▶ **Material shown**
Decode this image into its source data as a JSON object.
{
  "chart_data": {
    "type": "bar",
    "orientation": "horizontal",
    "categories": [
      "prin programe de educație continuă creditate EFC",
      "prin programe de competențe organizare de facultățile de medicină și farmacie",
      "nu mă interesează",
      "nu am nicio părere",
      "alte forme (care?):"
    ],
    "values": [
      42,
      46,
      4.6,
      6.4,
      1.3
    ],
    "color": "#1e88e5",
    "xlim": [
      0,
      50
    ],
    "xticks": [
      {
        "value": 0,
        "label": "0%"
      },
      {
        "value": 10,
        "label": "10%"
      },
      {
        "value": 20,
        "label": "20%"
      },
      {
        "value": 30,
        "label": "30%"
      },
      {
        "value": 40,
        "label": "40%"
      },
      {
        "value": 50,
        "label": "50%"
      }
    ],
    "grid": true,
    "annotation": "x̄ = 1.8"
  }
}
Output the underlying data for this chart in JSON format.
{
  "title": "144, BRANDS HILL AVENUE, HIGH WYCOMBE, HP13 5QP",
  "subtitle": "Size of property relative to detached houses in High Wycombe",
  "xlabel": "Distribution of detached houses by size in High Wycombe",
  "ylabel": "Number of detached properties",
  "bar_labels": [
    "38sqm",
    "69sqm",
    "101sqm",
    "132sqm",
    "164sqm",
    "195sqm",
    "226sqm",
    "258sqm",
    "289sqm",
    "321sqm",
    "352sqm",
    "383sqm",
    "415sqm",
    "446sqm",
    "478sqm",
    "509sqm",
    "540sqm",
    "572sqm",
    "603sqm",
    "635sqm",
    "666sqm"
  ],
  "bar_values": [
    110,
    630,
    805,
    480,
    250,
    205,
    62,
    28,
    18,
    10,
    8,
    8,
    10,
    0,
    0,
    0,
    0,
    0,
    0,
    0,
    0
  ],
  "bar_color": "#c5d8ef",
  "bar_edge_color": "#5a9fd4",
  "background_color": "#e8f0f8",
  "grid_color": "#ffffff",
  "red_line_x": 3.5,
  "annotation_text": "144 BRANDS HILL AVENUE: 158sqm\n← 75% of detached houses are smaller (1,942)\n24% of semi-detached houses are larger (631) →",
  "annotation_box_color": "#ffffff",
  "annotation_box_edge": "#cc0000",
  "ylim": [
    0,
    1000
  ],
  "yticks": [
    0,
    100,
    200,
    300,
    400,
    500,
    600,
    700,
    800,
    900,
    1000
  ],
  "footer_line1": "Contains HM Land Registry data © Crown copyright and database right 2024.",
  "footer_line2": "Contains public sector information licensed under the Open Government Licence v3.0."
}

▶ **Directive**
Note how many lines of the material contain the string "ffffff". Then report that number by itself.

▶ **Response**
2